(WHAT TO PRODUCE):
Copy out each line that includes the word "blue".
START MATERIAL SUPPLIED
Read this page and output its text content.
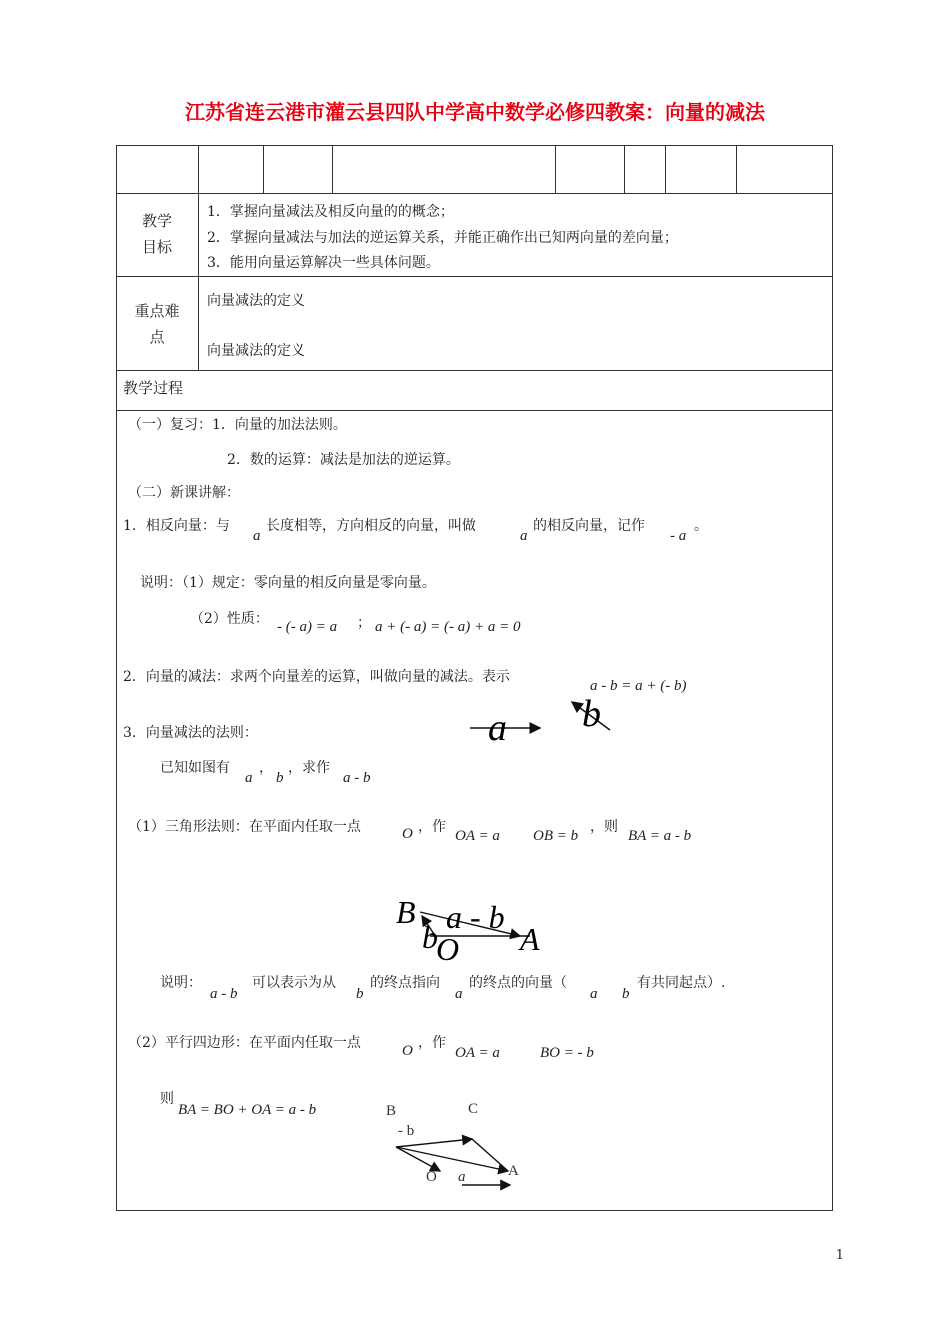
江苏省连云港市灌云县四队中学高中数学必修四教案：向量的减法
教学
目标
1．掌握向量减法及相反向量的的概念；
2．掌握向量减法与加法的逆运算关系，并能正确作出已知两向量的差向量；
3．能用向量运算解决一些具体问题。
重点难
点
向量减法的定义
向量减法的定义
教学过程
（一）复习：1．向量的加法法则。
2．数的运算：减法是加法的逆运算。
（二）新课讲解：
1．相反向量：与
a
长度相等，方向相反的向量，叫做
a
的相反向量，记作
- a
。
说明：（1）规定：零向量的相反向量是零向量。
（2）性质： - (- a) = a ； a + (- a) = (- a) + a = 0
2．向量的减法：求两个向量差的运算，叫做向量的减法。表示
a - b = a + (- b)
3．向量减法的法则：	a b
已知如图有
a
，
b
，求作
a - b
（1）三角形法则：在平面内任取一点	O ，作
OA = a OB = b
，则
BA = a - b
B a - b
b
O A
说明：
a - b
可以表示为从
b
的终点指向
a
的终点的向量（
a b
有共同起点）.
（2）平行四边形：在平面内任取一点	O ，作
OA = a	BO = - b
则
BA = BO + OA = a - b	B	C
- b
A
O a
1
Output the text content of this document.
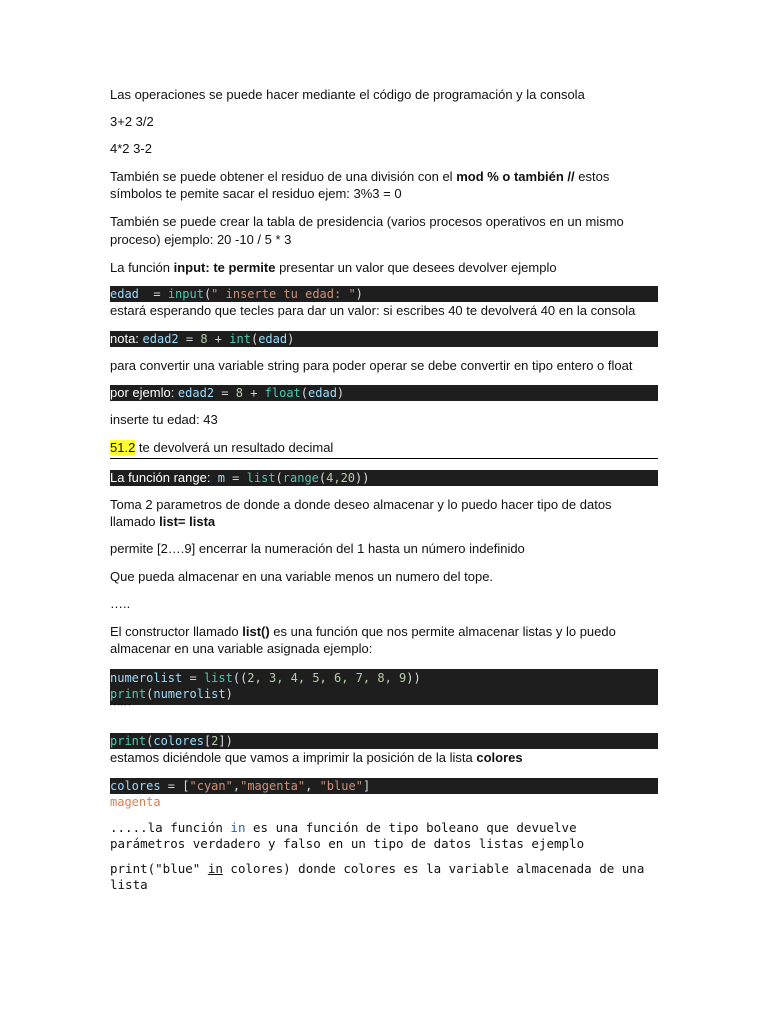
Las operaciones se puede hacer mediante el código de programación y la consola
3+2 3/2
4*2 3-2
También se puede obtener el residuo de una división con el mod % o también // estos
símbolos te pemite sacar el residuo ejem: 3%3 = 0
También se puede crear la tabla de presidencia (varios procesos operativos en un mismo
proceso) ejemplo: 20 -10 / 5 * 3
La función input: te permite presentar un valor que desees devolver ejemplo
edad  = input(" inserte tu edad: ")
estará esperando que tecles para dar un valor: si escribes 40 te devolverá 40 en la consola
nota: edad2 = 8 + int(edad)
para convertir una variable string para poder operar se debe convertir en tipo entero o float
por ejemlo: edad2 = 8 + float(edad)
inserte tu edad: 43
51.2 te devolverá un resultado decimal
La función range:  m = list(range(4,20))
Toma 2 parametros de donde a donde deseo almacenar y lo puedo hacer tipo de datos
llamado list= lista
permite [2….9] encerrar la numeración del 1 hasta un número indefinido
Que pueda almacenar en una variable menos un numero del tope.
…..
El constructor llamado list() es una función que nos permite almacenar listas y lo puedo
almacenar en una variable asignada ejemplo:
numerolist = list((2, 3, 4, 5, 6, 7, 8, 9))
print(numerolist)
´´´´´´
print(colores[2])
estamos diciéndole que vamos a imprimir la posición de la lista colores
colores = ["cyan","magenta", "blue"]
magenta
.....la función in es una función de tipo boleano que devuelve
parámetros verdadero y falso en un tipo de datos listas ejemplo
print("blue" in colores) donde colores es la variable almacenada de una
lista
END MATERIAL SUPPLIED
(TASK RESPONSE):
colores = ["cyan","magenta", "blue"]
print("blue" in colores) donde colores es la variable almacenada de una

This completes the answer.